### Data excerpts:

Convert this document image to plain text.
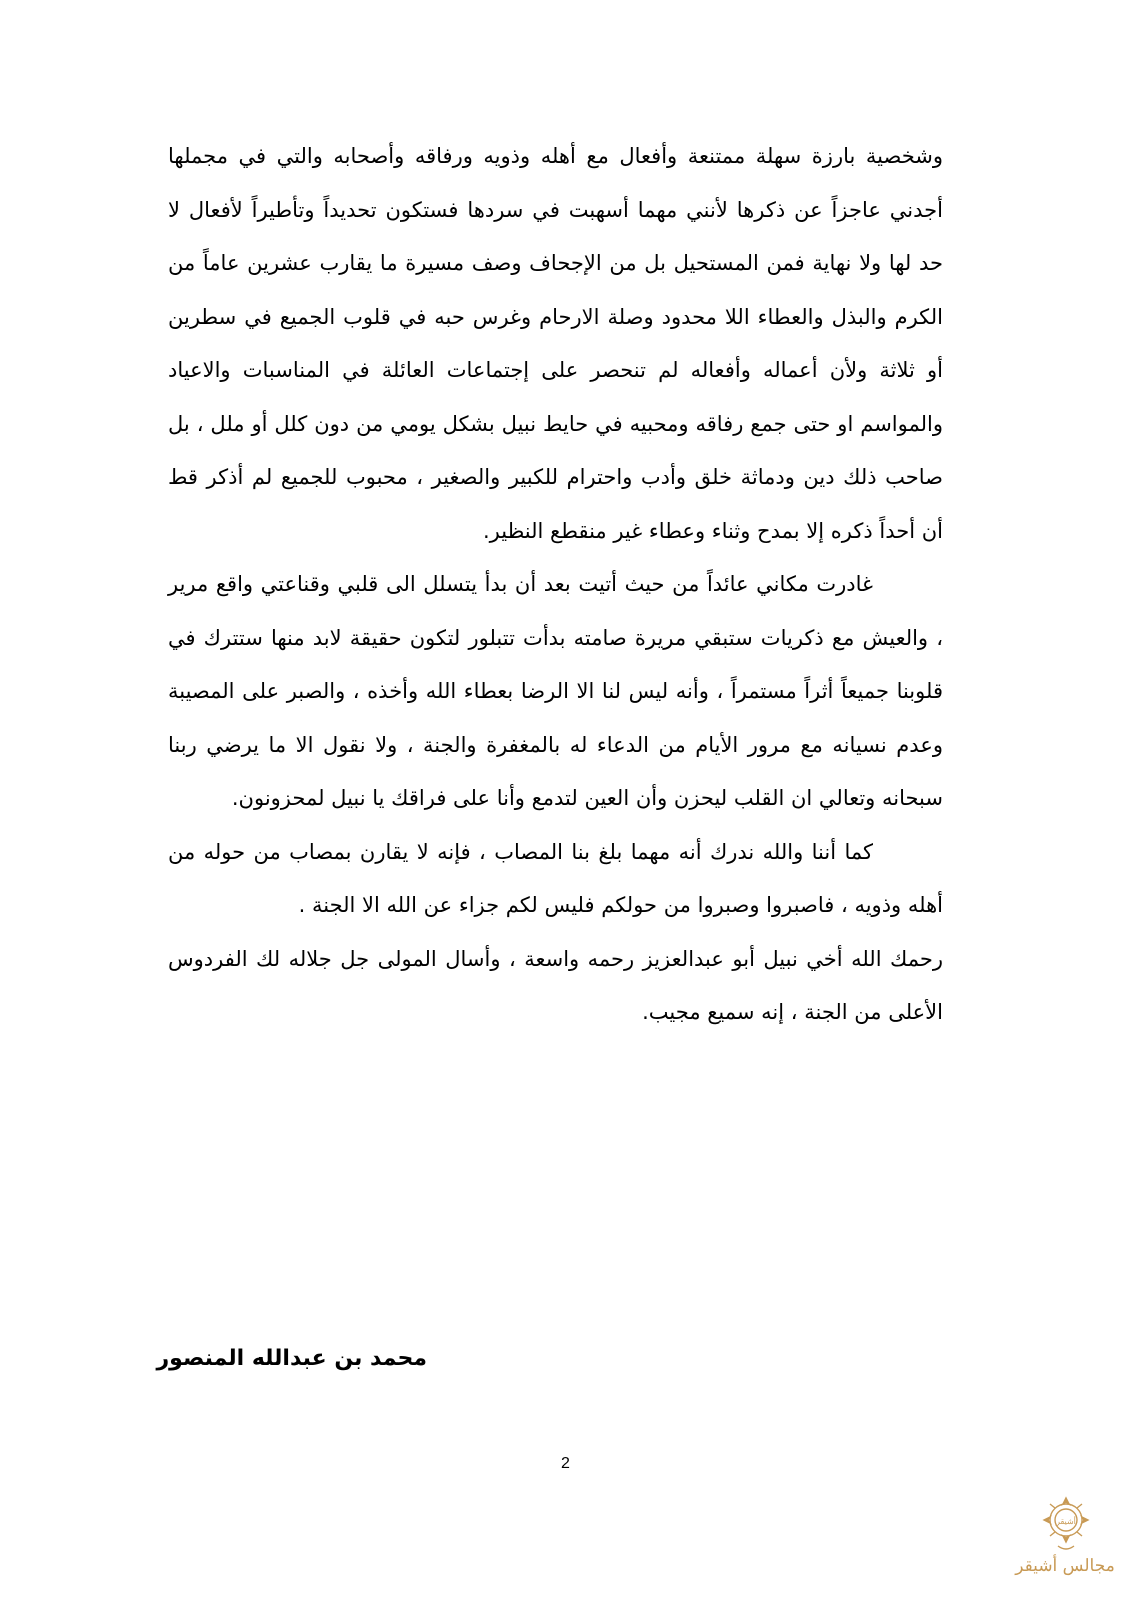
وشخصية بارزة سهلة ممتنعة وأفعال مع أهله وذويه ورفاقه وأصحابه والتي في مجملها أجدني عاجزاً عن ذكرها لأنني مهما أسهبت في سردها فستكون تحديداً وتأطيراً لأفعال لا حد لها ولا نهاية فمن المستحيل بل من الإجحاف وصف مسيرة ما يقارب عشرين عاماً من الكرم والبذل والعطاء اللا محدود وصلة الارحام وغرس حبه في قلوب الجميع في سطرين أو ثلاثة ولأن أعماله وأفعاله لم تنحصر على إجتماعات العائلة في المناسبات والاعياد والمواسم او حتى جمع رفاقه ومحبيه في حايط نبيل بشكل يومي من دون كلل أو ملل ، بل صاحب ذلك دين ودماثة خلق وأدب واحترام للكبير والصغير ، محبوب للجميع لم أذكر قط أن أحداً ذكره إلا بمدح وثناء وعطاء غير منقطع النظير.

غادرت مكاني عائداً من حيث أتيت بعد أن بدأ يتسلل الى قلبي وقناعتي واقع مرير ، والعيش مع ذكريات ستبقي مريرة صامته بدأت تتبلور لتكون حقيقة لابد منها ستترك في قلوبنا جميعاً أثراً مستمراً ، وأنه ليس لنا الا الرضا بعطاء الله وأخذه ، والصبر على المصيبة وعدم نسيانه مع مرور الأيام من الدعاء له بالمغفرة والجنة ، ولا نقول الا ما يرضي ربنا سبحانه وتعالي ان القلب ليحزن وأن العين لتدمع وأنا على فراقك يا نبيل لمحزونون.

كما أننا والله ندرك أنه مهما بلغ بنا المصاب ، فإنه لا يقارن بمصاب من حوله من أهله وذويه ، فاصبروا وصبروا من حولكم فليس لكم جزاء عن الله الا الجنة .

رحمك الله أخي نبيل أبو عبدالعزيز رحمه واسعة ، وأسال المولى جل جلاله لك الفردوس الأعلى من الجنة ، إنه سميع مجيب.

محمد بن عبدالله المنصور
2
أشيقر
مجالس أشيقر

### Short problem:
Repeat each line of the records above exactly, but do not copy the pictures.

### Task output:
Convert this document image to plain text.
وشخصية بارزة سهلة ممتنعة وأفعال مع أهله وذويه ورفاقه وأصحابه والتي في مجملها أجدني عاجزاً عن ذكرها لأنني مهما أسهبت في سردها فستكون تحديداً وتأطيراً لأفعال لا حد لها ولا نهاية فمن المستحيل بل من الإجحاف وصف مسيرة ما يقارب عشرين عاماً من الكرم والبذل والعطاء اللا محدود وصلة الارحام وغرس حبه في قلوب الجميع في سطرين أو ثلاثة ولأن أعماله وأفعاله لم تنحصر على إجتماعات العائلة في المناسبات والاعياد والمواسم او حتى جمع رفاقه ومحبيه في حايط نبيل بشكل يومي من دون كلل أو ملل ، بل صاحب ذلك دين ودماثة خلق وأدب واحترام للكبير والصغير ، محبوب للجميع لم أذكر قط أن أحداً ذكره إلا بمدح وثناء وعطاء غير منقطع النظير.

غادرت مكاني عائداً من حيث أتيت بعد أن بدأ يتسلل الى قلبي وقناعتي واقع مرير ، والعيش مع ذكريات ستبقي مريرة صامته بدأت تتبلور لتكون حقيقة لابد منها ستترك في قلوبنا جميعاً أثراً مستمراً ، وأنه ليس لنا الا الرضا بعطاء الله وأخذه ، والصبر على المصيبة وعدم نسيانه مع مرور الأيام من الدعاء له بالمغفرة والجنة ، ولا نقول الا ما يرضي ربنا سبحانه وتعالي ان القلب ليحزن وأن العين لتدمع وأنا على فراقك يا نبيل لمحزونون.

كما أننا والله ندرك أنه مهما بلغ بنا المصاب ، فإنه لا يقارن بمصاب من حوله من أهله وذويه ، فاصبروا وصبروا من حولكم فليس لكم جزاء عن الله الا الجنة .

رحمك الله أخي نبيل أبو عبدالعزيز رحمه واسعة ، وأسال المولى جل جلاله لك الفردوس الأعلى من الجنة ، إنه سميع مجيب.

محمد بن عبدالله المنصور
2
أشيقر
مجالس أشيقر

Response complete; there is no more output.